WHAT IS NEEDED ▸ Copy each line in the data that includes the word "Kafka".

PROVIDED DATA ▸
------------------------

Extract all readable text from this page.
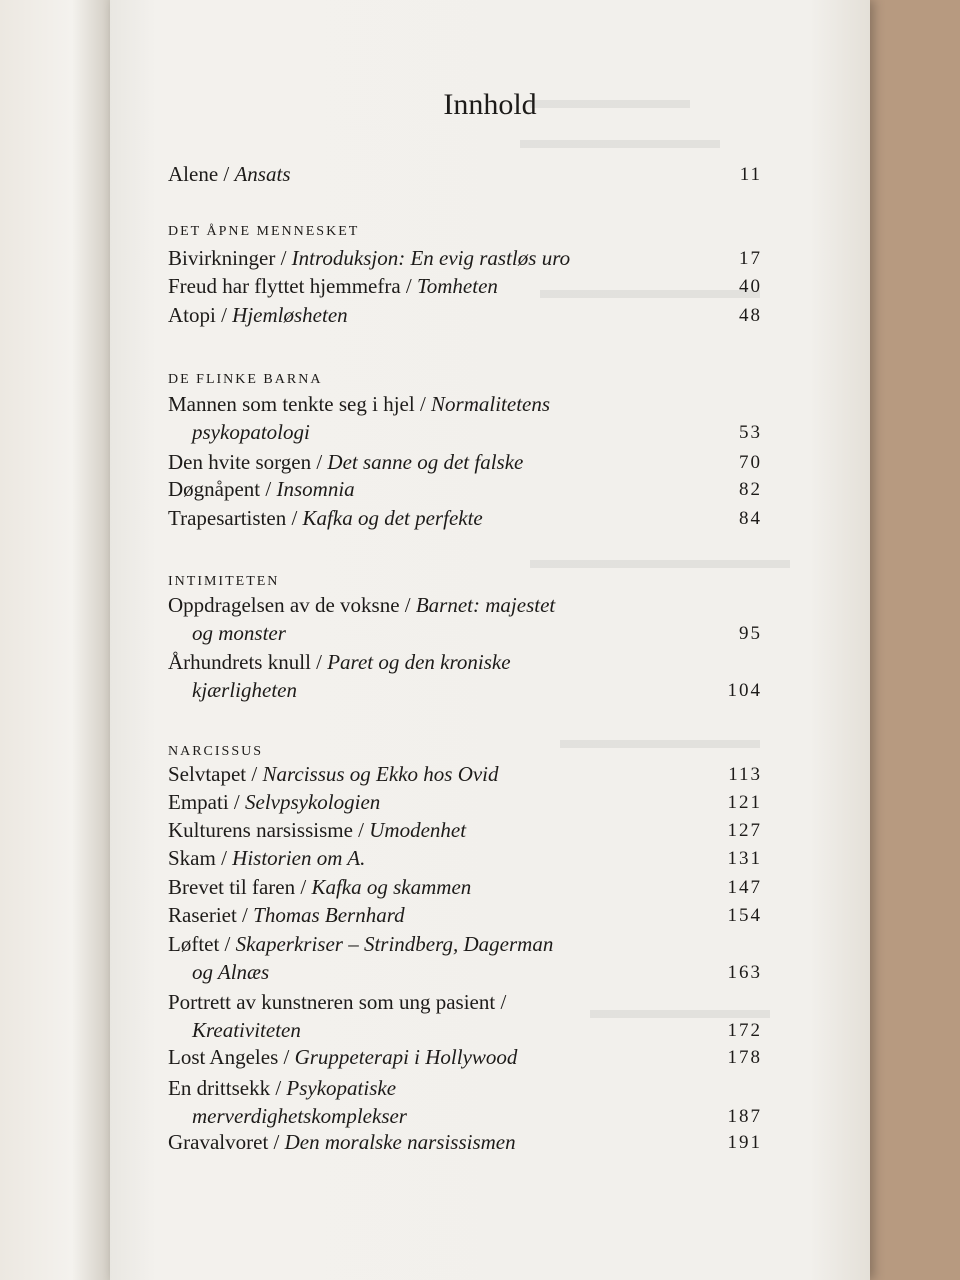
Innhold
Alene / Ansats	11
DET ÅPNE MENNESKET
Bivirkninger / Introduksjon: En evig rastløs uro	17
Freud har flyttet hjemmefra / Tomheten	40
Atopi / Hjemløsheten	48
DE FLINKE BARNA
Mannen som tenkte seg i hjel / Normalitetens
psykopatologi	53
Den hvite sorgen / Det sanne og det falske	70
Døgnåpent / Insomnia	82
Trapesartisten / Kafka og det perfekte	84
INTIMITETEN
Oppdragelsen av de voksne / Barnet: majestet
og monster	95
Århundrets knull / Paret og den kroniske
kjærligheten	104
NARCISSUS
Selvtapet / Narcissus og Ekko hos Ovid	113
Empati / Selvpsykologien	121
Kulturens narsissisme / Umodenhet	127
Skam / Historien om A.	131
Brevet til faren / Kafka og skammen	147
Raseriet / Thomas Bernhard	154
Løftet / Skaperkriser – Strindberg, Dagerman
og Alnæs	163
Portrett av kunstneren som ung pasient /
Kreativiteten	172
Lost Angeles / Gruppeterapi i Hollywood	178
En drittsekk / Psykopatiske
merverdighetskomplekser	187
Gravalvoret / Den moralske narsissismen	191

------------------------

RESULT OF THE TASK ▸
Trapesartisten / Kafka og det perfekte	84
Brevet til faren / Kafka og skammen	147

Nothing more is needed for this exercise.